__WHAT YOU HAVE TO DO__. Set down the material once more, exactly as it appears.

__SUPPLIED RECORDS__.
** start **
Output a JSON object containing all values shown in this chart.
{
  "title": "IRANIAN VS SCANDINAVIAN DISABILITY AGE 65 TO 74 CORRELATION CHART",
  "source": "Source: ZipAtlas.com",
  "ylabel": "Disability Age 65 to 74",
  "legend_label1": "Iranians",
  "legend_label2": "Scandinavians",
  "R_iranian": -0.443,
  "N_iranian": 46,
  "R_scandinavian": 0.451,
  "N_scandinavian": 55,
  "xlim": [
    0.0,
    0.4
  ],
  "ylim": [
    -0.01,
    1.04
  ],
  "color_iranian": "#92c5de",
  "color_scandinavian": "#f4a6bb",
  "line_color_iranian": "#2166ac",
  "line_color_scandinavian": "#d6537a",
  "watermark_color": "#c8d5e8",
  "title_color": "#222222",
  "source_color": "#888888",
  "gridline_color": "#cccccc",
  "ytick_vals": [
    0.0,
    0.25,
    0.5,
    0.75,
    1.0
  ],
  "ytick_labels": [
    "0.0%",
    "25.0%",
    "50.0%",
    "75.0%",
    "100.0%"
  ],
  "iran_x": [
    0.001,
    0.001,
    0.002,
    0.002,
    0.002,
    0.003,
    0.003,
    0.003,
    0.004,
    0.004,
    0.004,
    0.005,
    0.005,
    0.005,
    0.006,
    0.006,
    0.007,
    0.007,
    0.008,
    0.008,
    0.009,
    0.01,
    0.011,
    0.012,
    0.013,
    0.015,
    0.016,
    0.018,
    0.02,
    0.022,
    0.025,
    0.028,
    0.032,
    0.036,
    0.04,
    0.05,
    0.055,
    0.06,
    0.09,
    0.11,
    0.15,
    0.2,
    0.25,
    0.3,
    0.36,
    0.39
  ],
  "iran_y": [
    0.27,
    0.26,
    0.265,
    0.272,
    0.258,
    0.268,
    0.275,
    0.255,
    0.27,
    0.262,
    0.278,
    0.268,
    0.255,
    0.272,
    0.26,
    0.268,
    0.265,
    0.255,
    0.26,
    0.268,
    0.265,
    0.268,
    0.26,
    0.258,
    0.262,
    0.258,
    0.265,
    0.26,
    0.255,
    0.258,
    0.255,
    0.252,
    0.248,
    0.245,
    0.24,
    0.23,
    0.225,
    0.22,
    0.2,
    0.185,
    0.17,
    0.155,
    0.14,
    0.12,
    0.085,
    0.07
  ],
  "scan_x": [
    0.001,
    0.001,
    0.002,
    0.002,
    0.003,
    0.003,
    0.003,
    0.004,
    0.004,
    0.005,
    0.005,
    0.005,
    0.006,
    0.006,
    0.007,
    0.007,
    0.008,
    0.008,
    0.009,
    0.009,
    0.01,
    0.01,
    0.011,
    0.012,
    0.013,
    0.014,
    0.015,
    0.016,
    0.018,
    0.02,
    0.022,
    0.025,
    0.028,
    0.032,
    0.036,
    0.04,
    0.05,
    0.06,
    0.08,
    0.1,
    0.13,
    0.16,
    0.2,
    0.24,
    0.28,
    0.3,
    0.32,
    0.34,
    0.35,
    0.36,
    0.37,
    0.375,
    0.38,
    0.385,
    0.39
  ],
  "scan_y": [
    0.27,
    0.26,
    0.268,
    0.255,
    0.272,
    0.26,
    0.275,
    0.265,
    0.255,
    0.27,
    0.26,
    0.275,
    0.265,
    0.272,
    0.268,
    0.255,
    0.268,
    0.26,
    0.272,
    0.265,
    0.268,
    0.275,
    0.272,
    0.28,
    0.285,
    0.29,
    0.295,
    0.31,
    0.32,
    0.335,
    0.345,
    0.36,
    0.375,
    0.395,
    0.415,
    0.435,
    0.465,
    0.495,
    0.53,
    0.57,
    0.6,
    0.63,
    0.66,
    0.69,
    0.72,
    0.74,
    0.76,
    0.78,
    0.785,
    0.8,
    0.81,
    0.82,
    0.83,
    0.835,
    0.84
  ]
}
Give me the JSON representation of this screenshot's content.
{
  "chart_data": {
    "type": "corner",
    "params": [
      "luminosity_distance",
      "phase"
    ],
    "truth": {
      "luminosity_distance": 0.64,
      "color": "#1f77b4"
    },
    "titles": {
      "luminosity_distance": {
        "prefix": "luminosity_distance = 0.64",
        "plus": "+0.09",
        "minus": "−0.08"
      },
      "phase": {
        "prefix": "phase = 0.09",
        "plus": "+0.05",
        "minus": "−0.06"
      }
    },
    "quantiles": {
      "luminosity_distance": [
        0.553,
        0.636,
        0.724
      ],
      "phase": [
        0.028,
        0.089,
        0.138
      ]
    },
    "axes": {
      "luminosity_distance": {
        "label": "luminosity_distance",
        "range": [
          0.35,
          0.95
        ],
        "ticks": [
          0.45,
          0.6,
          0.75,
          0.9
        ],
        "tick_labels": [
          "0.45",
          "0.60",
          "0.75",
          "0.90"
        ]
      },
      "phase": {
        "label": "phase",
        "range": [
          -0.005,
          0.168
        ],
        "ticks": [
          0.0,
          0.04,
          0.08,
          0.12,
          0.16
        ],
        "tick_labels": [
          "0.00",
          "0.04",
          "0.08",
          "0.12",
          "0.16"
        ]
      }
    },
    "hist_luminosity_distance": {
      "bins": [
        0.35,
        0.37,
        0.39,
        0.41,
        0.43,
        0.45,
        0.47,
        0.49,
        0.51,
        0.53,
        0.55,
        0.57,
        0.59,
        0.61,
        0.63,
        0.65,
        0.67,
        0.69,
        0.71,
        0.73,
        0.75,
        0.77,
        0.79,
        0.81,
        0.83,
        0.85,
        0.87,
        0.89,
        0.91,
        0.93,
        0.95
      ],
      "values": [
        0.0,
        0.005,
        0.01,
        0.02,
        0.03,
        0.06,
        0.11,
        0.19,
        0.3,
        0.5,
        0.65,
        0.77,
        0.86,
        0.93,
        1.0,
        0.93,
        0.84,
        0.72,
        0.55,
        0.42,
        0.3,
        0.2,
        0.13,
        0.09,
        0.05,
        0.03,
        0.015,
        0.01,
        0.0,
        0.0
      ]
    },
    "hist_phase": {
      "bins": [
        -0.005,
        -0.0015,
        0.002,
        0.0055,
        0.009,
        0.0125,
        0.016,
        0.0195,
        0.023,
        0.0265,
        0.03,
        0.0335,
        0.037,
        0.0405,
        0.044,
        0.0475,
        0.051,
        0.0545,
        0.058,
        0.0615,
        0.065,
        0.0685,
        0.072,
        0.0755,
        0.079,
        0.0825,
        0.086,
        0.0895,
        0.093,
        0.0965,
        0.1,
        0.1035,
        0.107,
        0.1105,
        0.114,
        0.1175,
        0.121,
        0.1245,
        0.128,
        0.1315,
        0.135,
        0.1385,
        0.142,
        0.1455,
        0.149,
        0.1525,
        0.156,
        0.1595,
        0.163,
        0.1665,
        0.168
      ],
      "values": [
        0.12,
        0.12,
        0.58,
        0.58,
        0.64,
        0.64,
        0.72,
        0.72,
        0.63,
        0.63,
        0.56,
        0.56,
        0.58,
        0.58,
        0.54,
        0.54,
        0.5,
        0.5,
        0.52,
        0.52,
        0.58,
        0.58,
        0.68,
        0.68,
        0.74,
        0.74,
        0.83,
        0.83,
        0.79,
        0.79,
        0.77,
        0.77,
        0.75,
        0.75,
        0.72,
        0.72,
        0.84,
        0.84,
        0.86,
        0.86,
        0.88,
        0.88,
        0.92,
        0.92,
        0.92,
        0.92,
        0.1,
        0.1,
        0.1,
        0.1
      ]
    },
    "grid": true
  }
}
** end **
__OUTPUT OF THE TASK__.
Output a JSON object containing all values shown in this chart.
{
  "title": "IRANIAN VS SCANDINAVIAN DISABILITY AGE 65 TO 74 CORRELATION CHART",
  "source": "Source: ZipAtlas.com",
  "ylabel": "Disability Age 65 to 74",
  "legend_label1": "Iranians",
  "legend_label2": "Scandinavians",
  "R_iranian": -0.443,
  "N_iranian": 46,
  "R_scandinavian": 0.451,
  "N_scandinavian": 55,
  "xlim": [
    0.0,
    0.4
  ],
  "ylim": [
    -0.01,
    1.04
  ],
  "color_iranian": "#92c5de",
  "color_scandinavian": "#f4a6bb",
  "line_color_iranian": "#2166ac",
  "line_color_scandinavian": "#d6537a",
  "watermark_color": "#c8d5e8",
  "title_color": "#222222",
  "source_color": "#888888",
  "gridline_color": "#cccccc",
  "ytick_vals": [
    0.0,
    0.25,
    0.5,
    0.75,
    1.0
  ],
  "ytick_labels": [
    "0.0%",
    "25.0%",
    "50.0%",
    "75.0%",
    "100.0%"
  ],
  "iran_x": [
    0.001,
    0.001,
    0.002,
    0.002,
    0.002,
    0.003,
    0.003,
    0.003,
    0.004,
    0.004,
    0.004,
    0.005,
    0.005,
    0.005,
    0.006,
    0.006,
    0.007,
    0.007,
    0.008,
    0.008,
    0.009,
    0.01,
    0.011,
    0.012,
    0.013,
    0.015,
    0.016,
    0.018,
    0.02,
    0.022,
    0.025,
    0.028,
    0.032,
    0.036,
    0.04,
    0.05,
    0.055,
    0.06,
    0.09,
    0.11,
    0.15,
    0.2,
    0.25,
    0.3,
    0.36,
    0.39
  ],
  "iran_y": [
    0.27,
    0.26,
    0.265,
    0.272,
    0.258,
    0.268,
    0.275,
    0.255,
    0.27,
    0.262,
    0.278,
    0.268,
    0.255,
    0.272,
    0.26,
    0.268,
    0.265,
    0.255,
    0.26,
    0.268,
    0.265,
    0.268,
    0.26,
    0.258,
    0.262,
    0.258,
    0.265,
    0.26,
    0.255,
    0.258,
    0.255,
    0.252,
    0.248,
    0.245,
    0.24,
    0.23,
    0.225,
    0.22,
    0.2,
    0.185,
    0.17,
    0.155,
    0.14,
    0.12,
    0.085,
    0.07
  ],
  "scan_x": [
    0.001,
    0.001,
    0.002,
    0.002,
    0.003,
    0.003,
    0.003,
    0.004,
    0.004,
    0.005,
    0.005,
    0.005,
    0.006,
    0.006,
    0.007,
    0.007,
    0.008,
    0.008,
    0.009,
    0.009,
    0.01,
    0.01,
    0.011,
    0.012,
    0.013,
    0.014,
    0.015,
    0.016,
    0.018,
    0.02,
    0.022,
    0.025,
    0.028,
    0.032,
    0.036,
    0.04,
    0.05,
    0.06,
    0.08,
    0.1,
    0.13,
    0.16,
    0.2,
    0.24,
    0.28,
    0.3,
    0.32,
    0.34,
    0.35,
    0.36,
    0.37,
    0.375,
    0.38,
    0.385,
    0.39
  ],
  "scan_y": [
    0.27,
    0.26,
    0.268,
    0.255,
    0.272,
    0.26,
    0.275,
    0.265,
    0.255,
    0.27,
    0.26,
    0.275,
    0.265,
    0.272,
    0.268,
    0.255,
    0.268,
    0.26,
    0.272,
    0.265,
    0.268,
    0.275,
    0.272,
    0.28,
    0.285,
    0.29,
    0.295,
    0.31,
    0.32,
    0.335,
    0.345,
    0.36,
    0.375,
    0.395,
    0.415,
    0.435,
    0.465,
    0.495,
    0.53,
    0.57,
    0.6,
    0.63,
    0.66,
    0.69,
    0.72,
    0.74,
    0.76,
    0.78,
    0.785,
    0.8,
    0.81,
    0.82,
    0.83,
    0.835,
    0.84
  ]
}
Give me the JSON representation of this screenshot's content.
{
  "chart_data": {
    "type": "corner",
    "params": [
      "luminosity_distance",
      "phase"
    ],
    "truth": {
      "luminosity_distance": 0.64,
      "color": "#1f77b4"
    },
    "titles": {
      "luminosity_distance": {
        "prefix": "luminosity_distance = 0.64",
        "plus": "+0.09",
        "minus": "−0.08"
      },
      "phase": {
        "prefix": "phase = 0.09",
        "plus": "+0.05",
        "minus": "−0.06"
      }
    },
    "quantiles": {
      "luminosity_distance": [
        0.553,
        0.636,
        0.724
      ],
      "phase": [
        0.028,
        0.089,
        0.138
      ]
    },
    "axes": {
      "luminosity_distance": {
        "label": "luminosity_distance",
        "range": [
          0.35,
          0.95
        ],
        "ticks": [
          0.45,
          0.6,
          0.75,
          0.9
        ],
        "tick_labels": [
          "0.45",
          "0.60",
          "0.75",
          "0.90"
        ]
      },
      "phase": {
        "label": "phase",
        "range": [
          -0.005,
          0.168
        ],
        "ticks": [
          0.0,
          0.04,
          0.08,
          0.12,
          0.16
        ],
        "tick_labels": [
          "0.00",
          "0.04",
          "0.08",
          "0.12",
          "0.16"
        ]
      }
    },
    "hist_luminosity_distance": {
      "bins": [
        0.35,
        0.37,
        0.39,
        0.41,
        0.43,
        0.45,
        0.47,
        0.49,
        0.51,
        0.53,
        0.55,
        0.57,
        0.59,
        0.61,
        0.63,
        0.65,
        0.67,
        0.69,
        0.71,
        0.73,
        0.75,
        0.77,
        0.79,
        0.81,
        0.83,
        0.85,
        0.87,
        0.89,
        0.91,
        0.93,
        0.95
      ],
      "values": [
        0.0,
        0.005,
        0.01,
        0.02,
        0.03,
        0.06,
        0.11,
        0.19,
        0.3,
        0.5,
        0.65,
        0.77,
        0.86,
        0.93,
        1.0,
        0.93,
        0.84,
        0.72,
        0.55,
        0.42,
        0.3,
        0.2,
        0.13,
        0.09,
        0.05,
        0.03,
        0.015,
        0.01,
        0.0,
        0.0
      ]
    },
    "hist_phase": {
      "bins": [
        -0.005,
        -0.0015,
        0.002,
        0.0055,
        0.009,
        0.0125,
        0.016,
        0.0195,
        0.023,
        0.0265,
        0.03,
        0.0335,
        0.037,
        0.0405,
        0.044,
        0.0475,
        0.051,
        0.0545,
        0.058,
        0.0615,
        0.065,
        0.0685,
        0.072,
        0.0755,
        0.079,
        0.0825,
        0.086,
        0.0895,
        0.093,
        0.0965,
        0.1,
        0.1035,
        0.107,
        0.1105,
        0.114,
        0.1175,
        0.121,
        0.1245,
        0.128,
        0.1315,
        0.135,
        0.1385,
        0.142,
        0.1455,
        0.149,
        0.1525,
        0.156,
        0.1595,
        0.163,
        0.1665,
        0.168
      ],
      "values": [
        0.12,
        0.12,
        0.58,
        0.58,
        0.64,
        0.64,
        0.72,
        0.72,
        0.63,
        0.63,
        0.56,
        0.56,
        0.58,
        0.58,
        0.54,
        0.54,
        0.5,
        0.5,
        0.52,
        0.52,
        0.58,
        0.58,
        0.68,
        0.68,
        0.74,
        0.74,
        0.83,
        0.83,
        0.79,
        0.79,
        0.77,
        0.77,
        0.75,
        0.75,
        0.72,
        0.72,
        0.84,
        0.84,
        0.86,
        0.86,
        0.88,
        0.88,
        0.92,
        0.92,
        0.92,
        0.92,
        0.1,
        0.1,
        0.1,
        0.1
      ]
    },
    "grid": true
  }
}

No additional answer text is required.